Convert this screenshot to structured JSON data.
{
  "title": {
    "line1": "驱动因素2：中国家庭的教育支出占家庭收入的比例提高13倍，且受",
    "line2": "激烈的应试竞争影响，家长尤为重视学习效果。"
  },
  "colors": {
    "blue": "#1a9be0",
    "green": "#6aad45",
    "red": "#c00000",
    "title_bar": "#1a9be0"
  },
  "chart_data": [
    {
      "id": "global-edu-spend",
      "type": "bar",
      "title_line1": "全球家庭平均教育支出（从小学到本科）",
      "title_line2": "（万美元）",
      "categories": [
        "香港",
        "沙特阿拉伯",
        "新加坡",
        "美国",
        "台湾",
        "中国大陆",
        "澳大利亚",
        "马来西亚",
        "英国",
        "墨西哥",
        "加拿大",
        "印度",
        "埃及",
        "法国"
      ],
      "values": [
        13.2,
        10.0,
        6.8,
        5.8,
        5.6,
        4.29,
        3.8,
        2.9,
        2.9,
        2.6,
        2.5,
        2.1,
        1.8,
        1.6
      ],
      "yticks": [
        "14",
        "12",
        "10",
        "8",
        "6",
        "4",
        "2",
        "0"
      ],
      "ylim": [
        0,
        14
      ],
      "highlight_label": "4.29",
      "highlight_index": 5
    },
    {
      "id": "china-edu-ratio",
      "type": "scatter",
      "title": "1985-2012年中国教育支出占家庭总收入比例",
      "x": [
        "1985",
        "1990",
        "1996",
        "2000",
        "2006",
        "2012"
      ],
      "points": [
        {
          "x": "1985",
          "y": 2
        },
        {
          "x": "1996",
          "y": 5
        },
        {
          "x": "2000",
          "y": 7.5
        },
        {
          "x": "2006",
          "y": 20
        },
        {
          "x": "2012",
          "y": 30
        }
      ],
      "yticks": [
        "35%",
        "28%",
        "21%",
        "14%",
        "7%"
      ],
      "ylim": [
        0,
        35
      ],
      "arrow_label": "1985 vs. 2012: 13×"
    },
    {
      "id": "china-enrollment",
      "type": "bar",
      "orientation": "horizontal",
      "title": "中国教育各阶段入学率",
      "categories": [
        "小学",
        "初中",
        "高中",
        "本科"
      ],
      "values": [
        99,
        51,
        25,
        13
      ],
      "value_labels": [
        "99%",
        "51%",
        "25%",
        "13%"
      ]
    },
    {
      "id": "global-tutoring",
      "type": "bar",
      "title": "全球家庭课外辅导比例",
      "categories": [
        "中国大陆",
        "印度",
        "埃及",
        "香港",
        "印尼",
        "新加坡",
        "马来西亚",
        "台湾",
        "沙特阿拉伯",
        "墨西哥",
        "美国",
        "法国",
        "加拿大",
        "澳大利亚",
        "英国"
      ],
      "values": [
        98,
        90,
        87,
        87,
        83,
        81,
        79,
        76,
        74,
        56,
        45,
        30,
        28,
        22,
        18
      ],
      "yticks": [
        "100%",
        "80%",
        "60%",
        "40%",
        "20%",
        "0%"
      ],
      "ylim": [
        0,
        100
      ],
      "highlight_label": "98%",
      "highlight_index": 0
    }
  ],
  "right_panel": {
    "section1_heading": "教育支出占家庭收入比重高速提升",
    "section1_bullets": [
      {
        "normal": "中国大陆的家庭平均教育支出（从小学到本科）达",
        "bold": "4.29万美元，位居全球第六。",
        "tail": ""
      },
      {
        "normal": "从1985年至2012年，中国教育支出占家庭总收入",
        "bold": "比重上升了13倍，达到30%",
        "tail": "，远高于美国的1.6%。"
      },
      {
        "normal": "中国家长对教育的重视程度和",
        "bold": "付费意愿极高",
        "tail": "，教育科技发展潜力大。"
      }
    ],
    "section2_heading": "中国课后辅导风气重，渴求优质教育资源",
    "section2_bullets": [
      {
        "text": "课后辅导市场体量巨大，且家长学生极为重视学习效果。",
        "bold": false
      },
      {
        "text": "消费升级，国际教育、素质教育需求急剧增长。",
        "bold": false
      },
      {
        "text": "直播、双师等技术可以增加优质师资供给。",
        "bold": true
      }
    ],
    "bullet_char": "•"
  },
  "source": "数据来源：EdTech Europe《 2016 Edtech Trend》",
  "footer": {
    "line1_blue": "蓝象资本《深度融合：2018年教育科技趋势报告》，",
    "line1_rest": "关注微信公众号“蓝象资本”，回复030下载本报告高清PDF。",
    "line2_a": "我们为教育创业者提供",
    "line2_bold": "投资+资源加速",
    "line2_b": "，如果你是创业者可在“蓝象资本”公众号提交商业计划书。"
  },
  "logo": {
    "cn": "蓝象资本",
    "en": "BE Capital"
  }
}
★ ★ ★ ★ ★ ★ ★
What is required => Look through the listing and extract every line with "从小学到本科" in it.

Correct response =>
      "title_line1": "全球家庭平均教育支出（从小学到本科）",
        "normal": "中国大陆的家庭平均教育支出（从小学到本科）达",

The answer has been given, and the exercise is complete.